#### SUPPLIED DATA:
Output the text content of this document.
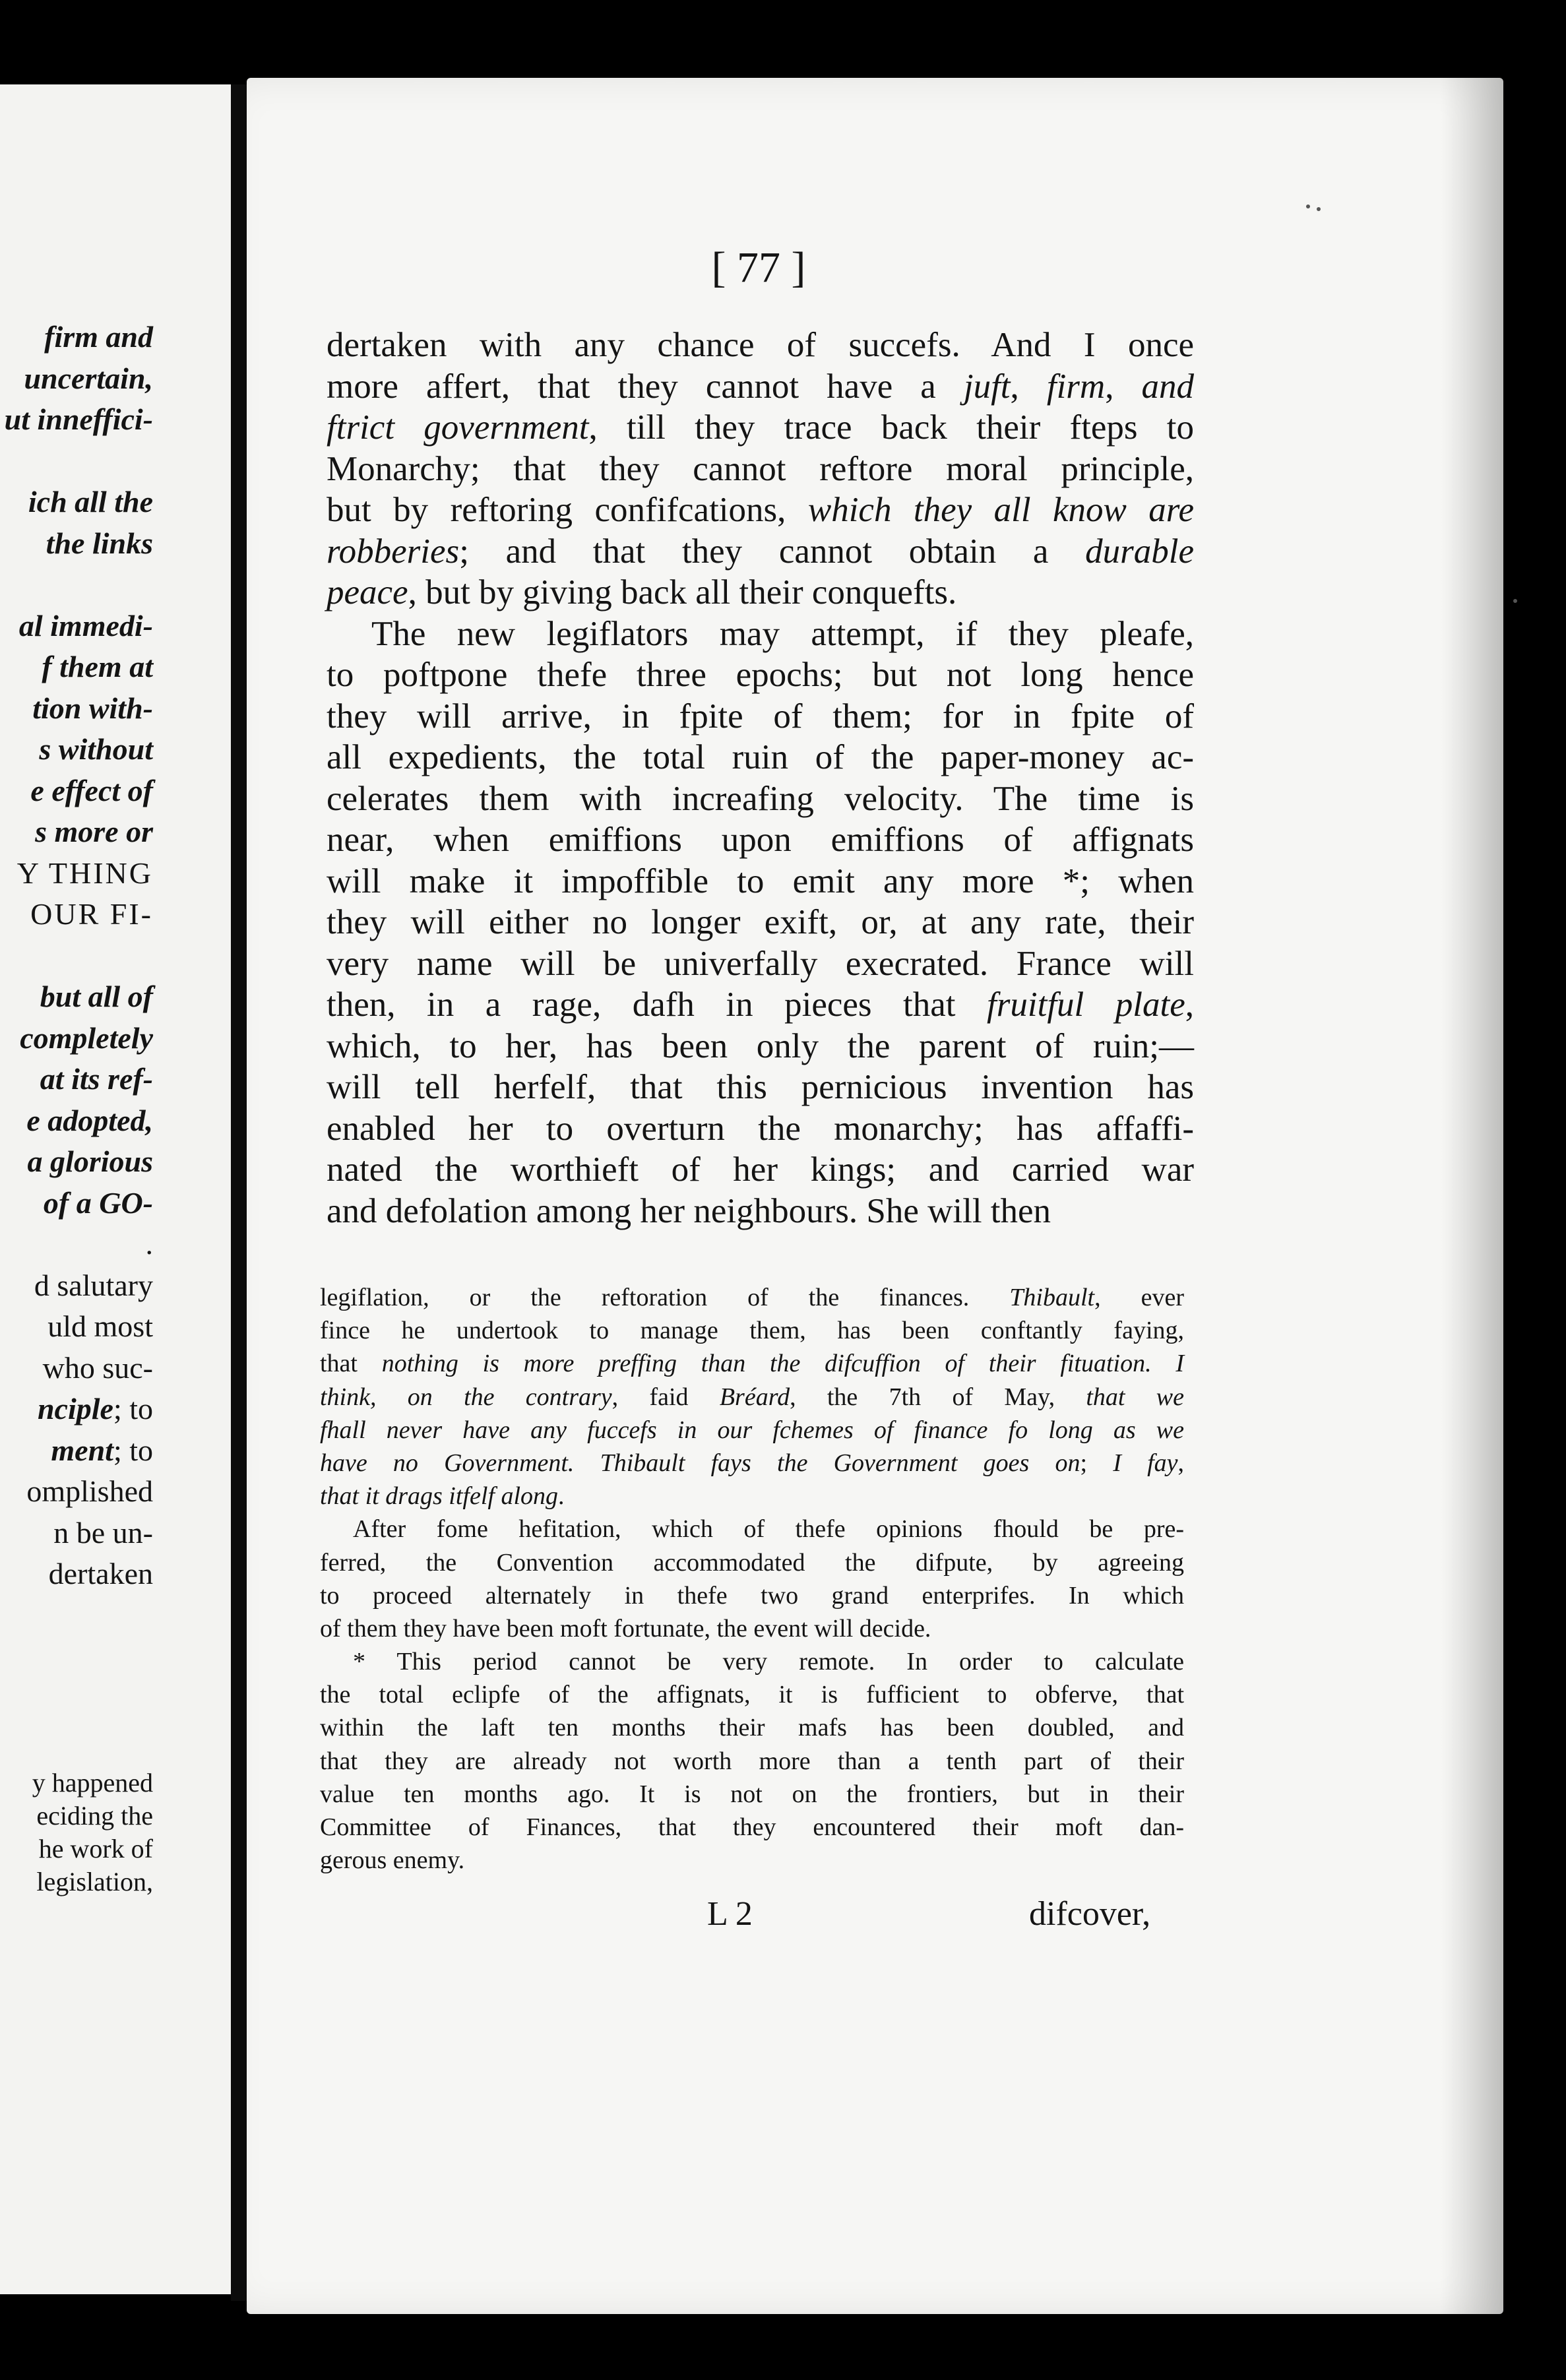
firm and
uncertain,
ut inneffici-
ich all the
the links
al immedi-
f them at
tion with-
s without
e effect of
s more or
Y THING
OUR FI-
but all of
completely
at its ref-
e adopted,
a glorious
of a GO-
.
d salutary
uld most
who suc-
nciple; to
ment; to
omplished
n be un-
dertaken
y happened
eciding the
he work of
legislation,
[ 77 ]
dertaken with any chance of succefs. And I once
more affert, that they cannot have a juft, firm, and
ftrict government, till they trace back their fteps to
Monarchy; that they cannot reftore moral principle,
but by reftoring confifcations, which they all know are
robberies; and that they cannot obtain a durable
peace, but by giving back all their conquefts.
The new legiflators may attempt, if they pleafe,
to poftpone thefe three epochs; but not long hence
they will arrive, in fpite of them; for in fpite of
all expedients, the total ruin of the paper-money ac-
celerates them with increafing velocity. The time is
near, when emiffions upon emiffions of affignats
will make it impoffible to emit any more *; when
they will either no longer exift, or, at any rate, their
very name will be univerfally execrated. France will
then, in a rage, dafh in pieces that fruitful plate,
which, to her, has been only the parent of ruin;—
will tell herfelf, that this pernicious invention has
enabled her to overturn the monarchy; has affaffi-
nated the worthieft of her kings; and carried war
and defolation among her neighbours. She will then
legiflation, or the reftoration of the finances. Thibault, ever
fince he undertook to manage them, has been conftantly faying,
that nothing is more preffing than the difcuffion of their fituation. I
think, on the contrary, faid Bréard, the 7th of May, that we
fhall never have any fuccefs in our fchemes of finance fo long as we
have no Government. Thibault fays the Government goes on; I fay,
that it drags itfelf along.
After fome hefitation, which of thefe opinions fhould be pre-
ferred, the Convention accommodated the difpute, by agreeing
to proceed alternately in thefe two grand enterprifes. In which
of them they have been moft fortunate, the event will decide.
* This period cannot be very remote. In order to calculate
the total eclipfe of the affignats, it is fufficient to obferve, that
within the laft ten months their mafs has been doubled, and
that they are already not worth more than a tenth part of their
value ten months ago. It is not on the frontiers, but in their
Committee of Finances, that they encountered their moft dan-
gerous enemy.
L 2	difcover,
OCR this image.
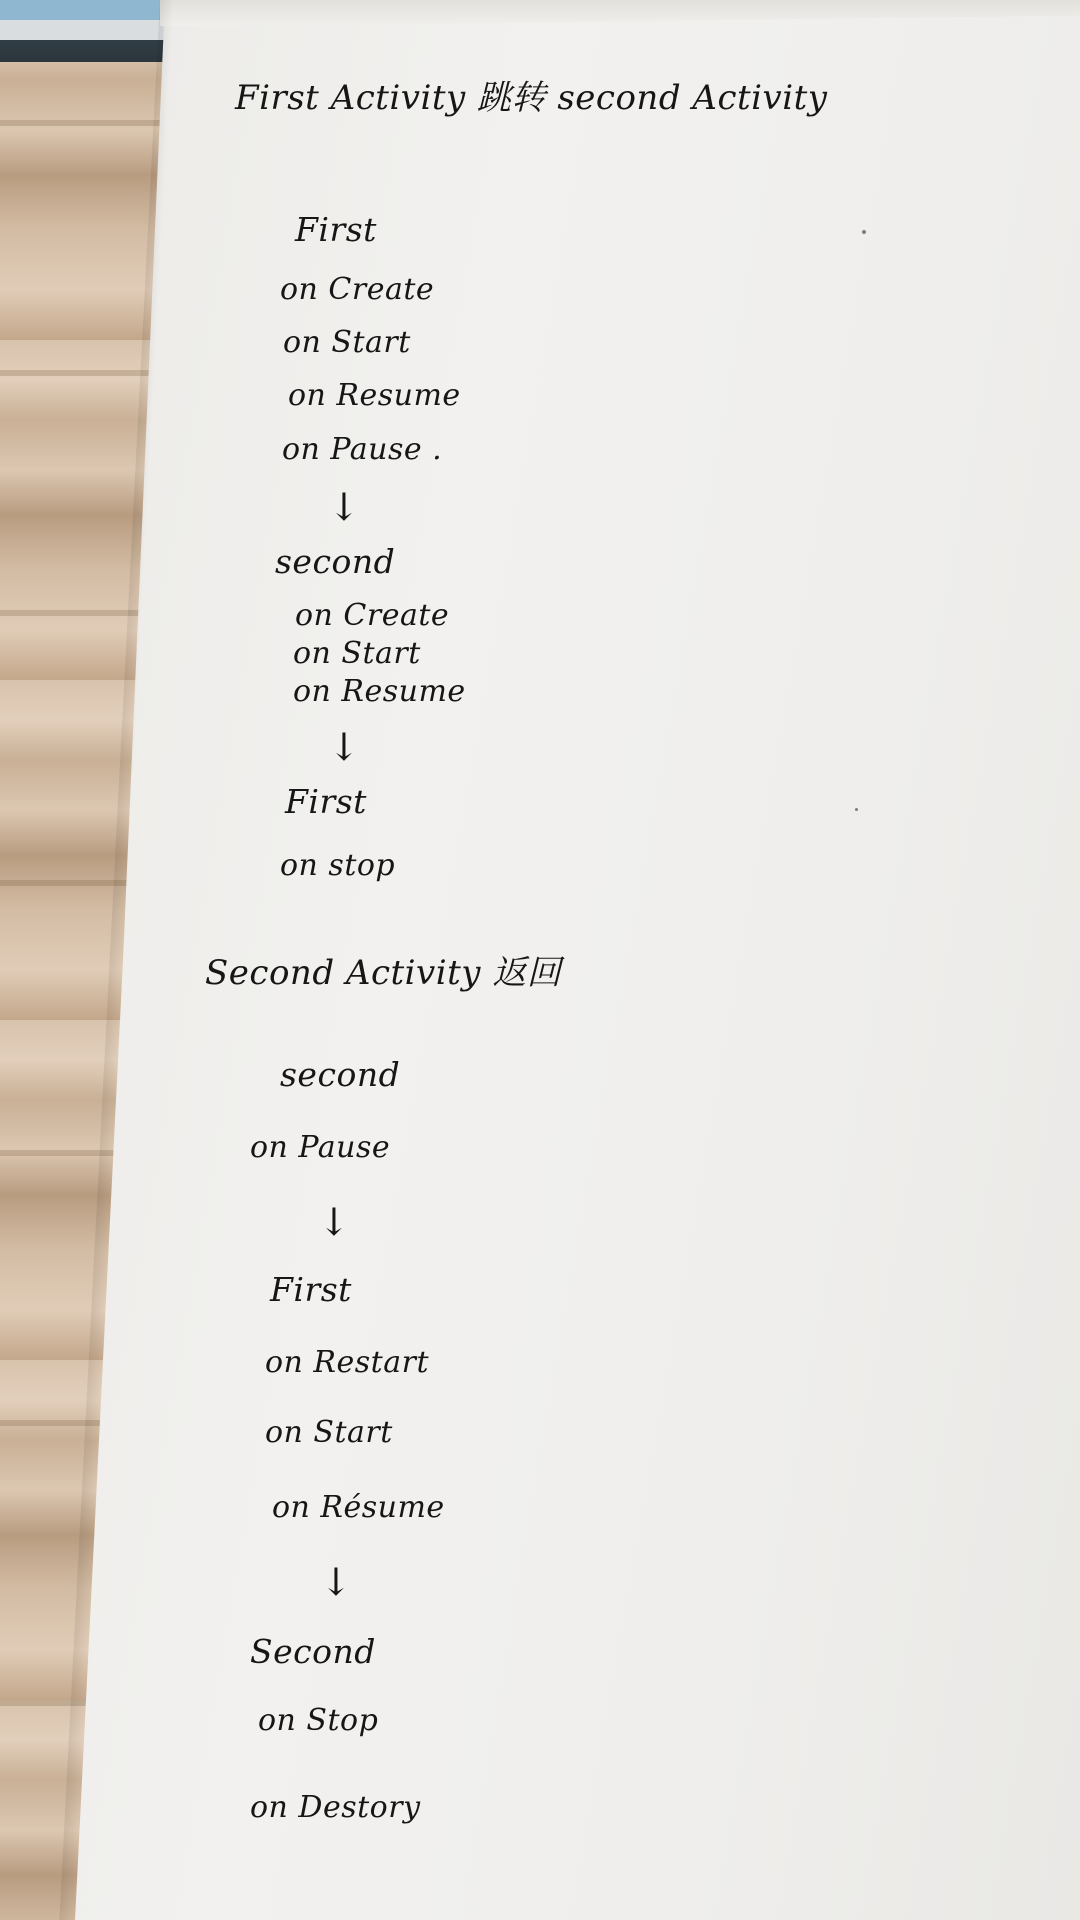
First Activity 跳转 second Activity

First

on Create

on Start

on Resume

on Pause .

↓

second

on Create

on Start

on Resume

↓

First

on stop

Second Activity 返回

second

on Pause

↓

First

on Restart

on Start

on Résume

↓

Second

on Stop

on Destory
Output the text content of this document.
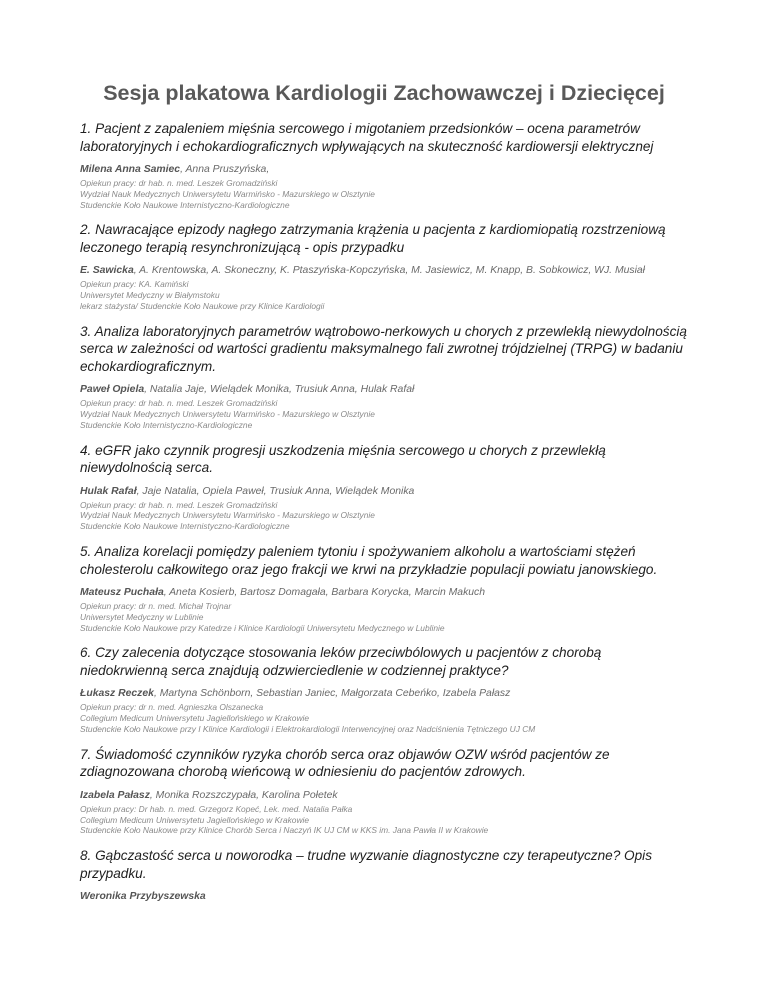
Sesja plakatowa Kardiologii Zachowawczej i Dziecięcej
1. Pacjent z zapaleniem mięśnia sercowego i migotaniem przedsionków – ocena parametrów laboratoryjnych i echokardiograficznych wpływających na skuteczność kardiowersji elektrycznej
Milena Anna Samiec, Anna Pruszyńska,
Opiekun pracy: dr hab. n. med. Leszek Gromadziński
Wydział Nauk Medycznych Uniwersytetu Warmińsko - Mazurskiego w Olsztynie
Studenckie Koło Naukowe Internistyczno-Kardiologiczne
2. Nawracające epizody nagłego zatrzymania krążenia u pacjenta z kardiomiopatią rozstrzeniową leczonego terapią resynchronizującą - opis przypadku
E. Sawicka, A. Krentowska, A. Skoneczny, K. Ptaszyńska-Kopczyńska, M. Jasiewicz, M. Knapp, B. Sobkowicz, WJ. Musiał
Opiekun pracy: KA. Kamiński
Uniwersytet Medyczny w Białymstoku
lekarz stażysta/ Studenckie Koło Naukowe przy Klinice Kardiologii
3. Analiza laboratoryjnych parametrów wątrobowo-nerkowych u chorych z przewlekłą niewydolnością serca w zależności od wartości gradientu maksymalnego fali zwrotnej trójdzielnej (TRPG) w badaniu echokardiograficznym.
Paweł Opiela, Natalia Jaje, Wielądek Monika, Trusiuk Anna, Hulak Rafał
Opiekun pracy: dr hab. n. med. Leszek Gromadziński
Wydział Nauk Medycznych Uniwersytetu Warmińsko - Mazurskiego w Olsztynie
Studenckie Koło Internistyczno-Kardiologiczne
4. eGFR jako czynnik progresji uszkodzenia mięśnia sercowego u chorych z przewlekłą niewydolnością serca.
Hulak Rafał, Jaje Natalia, Opiela Paweł, Trusiuk Anna, Wielądek Monika
Opiekun pracy: dr hab. n. med. Leszek Gromadziński
Wydział Nauk Medycznych Uniwersytetu Warmińsko - Mazurskiego w Olsztynie
Studenckie Koło Naukowe Internistyczno-Kardiologiczne
5. Analiza korelacji pomiędzy paleniem tytoniu i spożywaniem alkoholu a wartościami stężeń cholesterolu całkowitego oraz jego frakcji we krwi na przykładzie populacji powiatu janowskiego.
Mateusz Puchała, Aneta Kosierb, Bartosz Domagała, Barbara Korycka, Marcin Makuch
Opiekun pracy: dr n. med. Michał Trojnar
Uniwersytet Medyczny w Lublinie
Studenckie Koło Naukowe przy Katedrze i Klinice Kardiologii Uniwersytetu Medycznego w Lublinie
6. Czy zalecenia dotyczące stosowania leków przeciwbólowych u pacjentów z chorobą niedokrwienną serca znajdują odzwierciedlenie w codziennej praktyce?
Łukasz Reczek, Martyna Schönborn, Sebastian Janiec, Małgorzata Cebeńko, Izabela Pałasz
Opiekun pracy: dr n. med. Agnieszka Olszanecka
Collegium Medicum Uniwersytetu Jagiellońskiego w Krakowie
Studenckie Koło Naukowe przy I Klinice Kardiologii i Elektrokardiologii Interwencyjnej oraz Nadciśnienia Tętniczego UJ CM
7. Świadomość czynników ryzyka chorób serca oraz objawów OZW wśród pacjentów ze zdiagnozowana chorobą wieńcową w odniesieniu do pacjentów zdrowych.
Izabela Pałasz, Monika Rozszczypała, Karolina Połetek
Opiekun pracy: Dr hab. n. med. Grzegorz Kopeć, Lek. med. Natalia Pałka
Collegium Medicum Uniwersytetu Jagiellońskiego w Krakowie
Studenckie Koło Naukowe przy Klinice Chorób Serca i Naczyń IK UJ CM w KKS im. Jana Pawła II w Krakowie
8. Gąbczastość serca u noworodka – trudne wyzwanie diagnostyczne czy terapeutyczne? Opis przypadku.
Weronika Przybyszewska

#### WHAT NEEDS TO BE DONE:
Extract every line above that contains the word "will".

#### OUTPUT FOR THIS TASK:
they will arrive, in fpite of them; for in fpite of
will make it impoffible to emit any more *; when
they will either no longer exift, or, at any rate, their
very name will be univerfally execrated. France will
will tell herfelf, that this pernicious invention has
and defolation among her neighbours. She will then
of them they have been moft fortunate, the event will decide.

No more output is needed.